Exercise => Write out all lines holding the word "println".

(Dataset entries)
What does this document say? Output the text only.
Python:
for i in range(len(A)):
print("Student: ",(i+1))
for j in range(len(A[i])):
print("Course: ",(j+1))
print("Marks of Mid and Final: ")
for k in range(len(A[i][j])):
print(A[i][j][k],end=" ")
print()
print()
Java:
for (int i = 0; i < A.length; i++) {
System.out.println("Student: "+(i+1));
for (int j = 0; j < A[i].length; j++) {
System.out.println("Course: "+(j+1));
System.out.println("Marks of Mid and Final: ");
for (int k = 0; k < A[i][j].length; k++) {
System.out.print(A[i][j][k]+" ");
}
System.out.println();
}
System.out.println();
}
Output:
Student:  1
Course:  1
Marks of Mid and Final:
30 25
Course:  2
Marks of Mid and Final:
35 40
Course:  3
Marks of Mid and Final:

Response =>
System.out.println("Student: "+(i+1));
System.out.println("Course: "+(j+1));
System.out.println("Marks of Mid and Final: ");
System.out.println();
System.out.println();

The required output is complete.